* Activity list *
**a)** In the forum thread about the reversed-motor detection error, what error message appeared when the "Detect Reversed Motors" function was attempted?
**b)** From the forum thread about the reversed-motor detection error, copy the passage starting with "Do you have" and going on through "in the pool.", unchanged.

*** Text block ***

Detect Reversed Motor Function Failed

Hi all,

In recently doing some setup and pool testing of our custom ROV (made with 6 x T200 thrusters connected through a Navigator control board; operating BlueOS and Cockpit), we received an error message when trying to complete the “Detect Reversed Motors” function in the PWM Outputs page of Vehicle Setup in BlueOS: “MOTORDETECT failed. Need alt estimate”.

I’m hoping someone can direct me in the right direction for fixing this issue? Is there perhaps a setting that needs adjusting for this?

Thank you in advance!
Andy

Hi @amurray -
Does your ROV use one of the ArduSub standard frame types?
Did you perform the motor direction setup with the vehicle floating in the pool?
Do you have a pressure sensor, like a Bar30, installed and reporting depth information to the vehicle?

You also need to calibrate your accelerometer and compass before you can perform the automatic direction setup.

Sometimes it can be faster to just manually check each thruster is spinning the expected direction when controlled via joystick in QGround Control or Cockpit!

Hi @tony-white,

It’s a custom built frame, but has the same motor configuration as the 6 motor vectored setup (as used in the BlueROV2).
Yes, vehicle was floating in the pool.
No pressure sensor on the ROV (as it’s only being used for pool based activities by students).

Accelerometer and compass were calibrated as well.

I have done a manual check now and adjusted for the reversed props where needed, thank you. I thought the automatic detection was a requirement, so I’m glad we could just get round this issue via a manual check!

Thanks!

The “Detect Reversed Motors” functionality is reliant on the vehicle being able to measure how it moves in response to directional control outputs. Presumably the vertical aspects of that make use of the vehicle’s depth sensing capabilities, which your vehicle doesn’t have.

Granted, it could be possible to detect vertical motion using the accelerometer, like is done with horizontal motion, but the automatic check is a convenience feature that was designed to cover the most common vehicles, so it’s not too surprising that it doesn’t handle all edge cases.

If it’s relevant, we’re in the process of enabling our Bar02 sensor for use with ArduSub, which is a little cheaper than the Bar30, and better suited to shallow depths like swimming pools.

I am curious where you got this impression - perhaps there is somewhere (in documentation and/or the interface) where we could specify that it’s optional, and that manual detection is a viable alternative? The automated checking is known to not be very robust to things like custom vehicle frames / mass distributions, so it’s a problem if we’re somehow giving the impression that it’s required!

*** Information provided ***

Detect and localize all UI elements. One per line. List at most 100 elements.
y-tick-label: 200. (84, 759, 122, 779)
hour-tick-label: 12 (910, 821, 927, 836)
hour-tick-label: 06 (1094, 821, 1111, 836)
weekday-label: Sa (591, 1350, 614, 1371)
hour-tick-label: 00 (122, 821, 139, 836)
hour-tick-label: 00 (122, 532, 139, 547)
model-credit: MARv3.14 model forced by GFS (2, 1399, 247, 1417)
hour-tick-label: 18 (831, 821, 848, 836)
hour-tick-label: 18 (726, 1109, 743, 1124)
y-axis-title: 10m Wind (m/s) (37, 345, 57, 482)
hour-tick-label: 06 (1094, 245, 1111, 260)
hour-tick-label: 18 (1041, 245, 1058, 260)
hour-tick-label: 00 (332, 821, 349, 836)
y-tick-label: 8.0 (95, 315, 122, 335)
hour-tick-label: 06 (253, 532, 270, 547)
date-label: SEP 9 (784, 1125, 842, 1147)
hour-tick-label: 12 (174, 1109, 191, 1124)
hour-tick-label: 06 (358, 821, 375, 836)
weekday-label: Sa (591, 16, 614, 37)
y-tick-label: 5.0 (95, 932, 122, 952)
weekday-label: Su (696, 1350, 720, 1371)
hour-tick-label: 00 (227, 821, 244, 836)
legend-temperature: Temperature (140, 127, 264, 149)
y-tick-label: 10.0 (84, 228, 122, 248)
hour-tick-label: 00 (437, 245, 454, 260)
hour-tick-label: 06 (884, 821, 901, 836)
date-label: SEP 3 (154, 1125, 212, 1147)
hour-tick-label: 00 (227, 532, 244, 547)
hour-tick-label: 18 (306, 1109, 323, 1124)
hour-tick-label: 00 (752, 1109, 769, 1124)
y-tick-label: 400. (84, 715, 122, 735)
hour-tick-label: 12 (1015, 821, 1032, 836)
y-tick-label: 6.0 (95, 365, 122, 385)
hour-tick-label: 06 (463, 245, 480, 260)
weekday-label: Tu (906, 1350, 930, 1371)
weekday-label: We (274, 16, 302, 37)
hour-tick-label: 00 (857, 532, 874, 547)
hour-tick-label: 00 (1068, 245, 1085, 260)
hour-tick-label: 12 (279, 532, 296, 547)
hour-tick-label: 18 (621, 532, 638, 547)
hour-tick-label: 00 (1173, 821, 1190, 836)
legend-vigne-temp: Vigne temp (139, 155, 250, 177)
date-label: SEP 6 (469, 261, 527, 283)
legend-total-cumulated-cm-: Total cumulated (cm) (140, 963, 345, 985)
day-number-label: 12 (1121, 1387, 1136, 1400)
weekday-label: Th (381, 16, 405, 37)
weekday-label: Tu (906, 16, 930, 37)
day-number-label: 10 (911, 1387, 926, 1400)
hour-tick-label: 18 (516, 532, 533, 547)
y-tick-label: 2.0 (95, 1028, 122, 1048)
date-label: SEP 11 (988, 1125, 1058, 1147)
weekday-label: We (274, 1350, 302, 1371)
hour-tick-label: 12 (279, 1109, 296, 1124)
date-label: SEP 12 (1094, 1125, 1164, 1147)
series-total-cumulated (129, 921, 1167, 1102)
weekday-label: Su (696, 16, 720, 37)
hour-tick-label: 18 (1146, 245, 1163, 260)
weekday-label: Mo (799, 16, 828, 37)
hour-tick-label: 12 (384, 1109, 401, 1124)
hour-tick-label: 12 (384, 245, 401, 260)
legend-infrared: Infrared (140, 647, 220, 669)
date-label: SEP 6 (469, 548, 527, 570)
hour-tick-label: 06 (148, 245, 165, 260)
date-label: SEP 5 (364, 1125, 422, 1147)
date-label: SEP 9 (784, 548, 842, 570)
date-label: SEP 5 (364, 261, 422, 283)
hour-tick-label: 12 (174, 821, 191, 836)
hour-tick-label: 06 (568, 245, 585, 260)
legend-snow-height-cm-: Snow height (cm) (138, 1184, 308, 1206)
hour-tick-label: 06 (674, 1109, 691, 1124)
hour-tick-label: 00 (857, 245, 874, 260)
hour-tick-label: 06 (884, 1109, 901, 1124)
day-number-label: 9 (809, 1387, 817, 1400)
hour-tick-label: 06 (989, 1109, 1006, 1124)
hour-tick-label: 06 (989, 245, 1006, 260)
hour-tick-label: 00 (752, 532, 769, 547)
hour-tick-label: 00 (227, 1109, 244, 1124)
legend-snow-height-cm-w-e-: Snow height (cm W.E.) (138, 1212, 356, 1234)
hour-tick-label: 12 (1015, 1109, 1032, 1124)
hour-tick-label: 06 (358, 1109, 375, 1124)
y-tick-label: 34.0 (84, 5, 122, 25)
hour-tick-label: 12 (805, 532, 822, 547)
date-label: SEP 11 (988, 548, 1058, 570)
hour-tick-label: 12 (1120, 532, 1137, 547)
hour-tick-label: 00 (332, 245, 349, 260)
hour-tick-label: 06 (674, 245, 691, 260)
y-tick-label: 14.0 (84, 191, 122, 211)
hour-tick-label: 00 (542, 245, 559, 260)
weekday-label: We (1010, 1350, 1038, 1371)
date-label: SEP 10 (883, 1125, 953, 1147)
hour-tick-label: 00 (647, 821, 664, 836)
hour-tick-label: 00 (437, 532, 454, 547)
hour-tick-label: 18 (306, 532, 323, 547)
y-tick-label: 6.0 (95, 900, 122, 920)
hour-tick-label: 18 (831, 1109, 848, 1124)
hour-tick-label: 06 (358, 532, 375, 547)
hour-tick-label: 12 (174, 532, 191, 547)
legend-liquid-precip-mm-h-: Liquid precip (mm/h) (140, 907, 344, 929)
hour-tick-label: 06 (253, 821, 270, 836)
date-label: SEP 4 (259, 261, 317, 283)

***

* Expected results *
**a)** "MOTORDETECT failed. Need alt estimate"

**b)**
Do you have a pressure sensor, like a Bar30, installed and reporting depth information to the vehicle?

You also need to calibrate your accelerometer and compass before you can perform the automatic direction setup.

Sometimes it can be faster to just manually check each thruster is spinning the expected direction when controlled via joystick in QGround Control or Cockpit!

Hi @tony-white,

It’s a custom built frame, but has the same motor configuration as the 6 motor vectored setup (as used in the BlueROV2).
Yes, vehicle was floating in the pool.